[Figure record listings]
-*-

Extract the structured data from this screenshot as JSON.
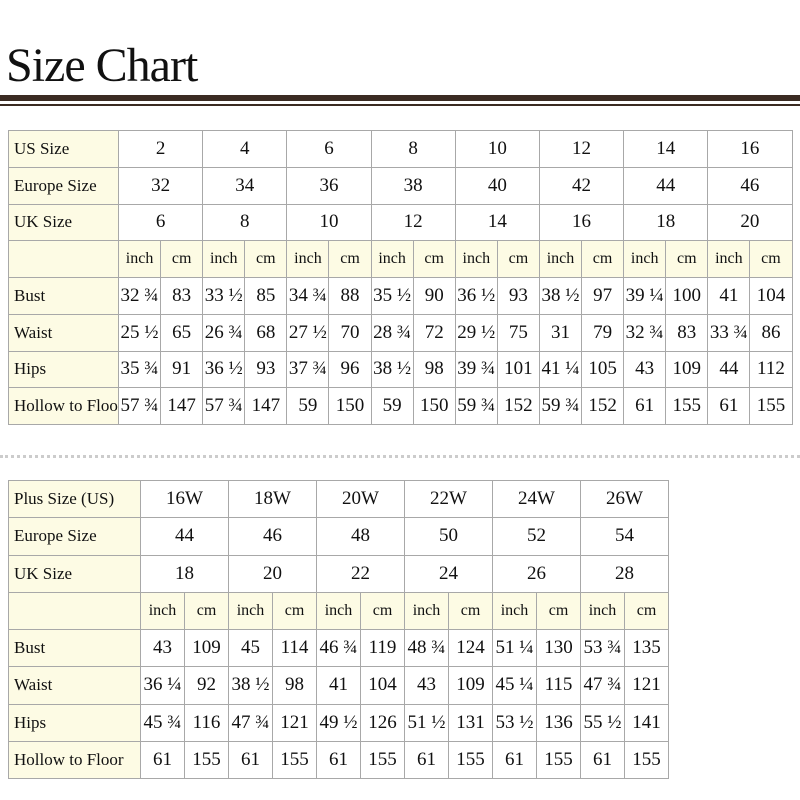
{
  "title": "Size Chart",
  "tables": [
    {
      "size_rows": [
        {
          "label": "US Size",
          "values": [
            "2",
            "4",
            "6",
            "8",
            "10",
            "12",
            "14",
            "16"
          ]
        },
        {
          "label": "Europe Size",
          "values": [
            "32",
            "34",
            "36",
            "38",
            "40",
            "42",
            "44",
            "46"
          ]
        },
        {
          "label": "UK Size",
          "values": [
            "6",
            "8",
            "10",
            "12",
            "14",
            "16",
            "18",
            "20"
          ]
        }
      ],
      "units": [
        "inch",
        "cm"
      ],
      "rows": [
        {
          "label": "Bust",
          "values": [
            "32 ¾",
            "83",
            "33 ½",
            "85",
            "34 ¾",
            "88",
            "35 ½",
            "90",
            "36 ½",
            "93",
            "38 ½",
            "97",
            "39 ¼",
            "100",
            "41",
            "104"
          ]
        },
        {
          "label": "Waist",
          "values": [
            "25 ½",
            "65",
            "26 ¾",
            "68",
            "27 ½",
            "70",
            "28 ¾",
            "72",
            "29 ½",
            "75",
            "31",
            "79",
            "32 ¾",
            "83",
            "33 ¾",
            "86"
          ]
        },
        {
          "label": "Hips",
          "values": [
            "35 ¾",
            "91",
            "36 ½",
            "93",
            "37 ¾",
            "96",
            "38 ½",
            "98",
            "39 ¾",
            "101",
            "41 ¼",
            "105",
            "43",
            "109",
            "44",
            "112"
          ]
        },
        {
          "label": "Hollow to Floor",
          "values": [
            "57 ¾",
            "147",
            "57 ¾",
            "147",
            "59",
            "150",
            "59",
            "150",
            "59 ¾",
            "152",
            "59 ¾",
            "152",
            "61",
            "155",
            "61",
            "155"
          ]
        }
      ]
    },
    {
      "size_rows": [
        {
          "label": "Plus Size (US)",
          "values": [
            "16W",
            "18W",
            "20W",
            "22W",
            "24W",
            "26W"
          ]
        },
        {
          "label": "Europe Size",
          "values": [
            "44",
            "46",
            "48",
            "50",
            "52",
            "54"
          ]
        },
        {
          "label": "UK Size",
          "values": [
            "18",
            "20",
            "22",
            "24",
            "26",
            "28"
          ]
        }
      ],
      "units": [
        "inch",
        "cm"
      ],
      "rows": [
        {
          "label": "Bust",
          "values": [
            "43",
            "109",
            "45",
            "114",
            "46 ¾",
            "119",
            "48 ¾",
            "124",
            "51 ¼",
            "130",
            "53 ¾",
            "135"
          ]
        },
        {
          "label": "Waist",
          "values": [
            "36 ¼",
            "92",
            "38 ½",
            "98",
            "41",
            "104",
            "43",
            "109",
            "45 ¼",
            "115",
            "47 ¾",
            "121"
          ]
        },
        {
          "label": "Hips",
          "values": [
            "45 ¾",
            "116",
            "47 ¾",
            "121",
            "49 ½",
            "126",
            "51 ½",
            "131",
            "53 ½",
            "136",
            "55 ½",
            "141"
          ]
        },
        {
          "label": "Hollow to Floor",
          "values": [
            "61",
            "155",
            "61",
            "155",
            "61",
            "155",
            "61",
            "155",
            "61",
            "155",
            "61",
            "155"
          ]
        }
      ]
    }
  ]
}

-*-

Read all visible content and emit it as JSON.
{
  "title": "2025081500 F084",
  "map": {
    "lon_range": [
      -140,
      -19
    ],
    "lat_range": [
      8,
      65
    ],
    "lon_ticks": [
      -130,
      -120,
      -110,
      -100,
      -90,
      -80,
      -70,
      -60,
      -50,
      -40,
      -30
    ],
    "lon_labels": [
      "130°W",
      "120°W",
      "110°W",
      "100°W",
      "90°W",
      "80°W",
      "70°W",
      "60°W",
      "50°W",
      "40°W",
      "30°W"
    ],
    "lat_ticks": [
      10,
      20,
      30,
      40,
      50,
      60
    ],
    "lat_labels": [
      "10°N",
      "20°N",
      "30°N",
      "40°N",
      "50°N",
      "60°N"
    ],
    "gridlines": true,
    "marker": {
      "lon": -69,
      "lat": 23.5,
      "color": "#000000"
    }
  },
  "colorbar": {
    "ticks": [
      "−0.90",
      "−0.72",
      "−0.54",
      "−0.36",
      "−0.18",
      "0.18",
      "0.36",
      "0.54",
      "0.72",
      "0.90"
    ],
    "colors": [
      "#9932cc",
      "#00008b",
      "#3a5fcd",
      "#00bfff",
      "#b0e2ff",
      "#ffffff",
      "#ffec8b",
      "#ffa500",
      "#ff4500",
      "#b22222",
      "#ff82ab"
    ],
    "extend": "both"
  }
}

-*-

**Task directions:** Copy every line in the records above that contains the word "JSON".

**Result for this task:**
Extract the structured data from this screenshot as JSON.
Read all visible content and emit it as JSON.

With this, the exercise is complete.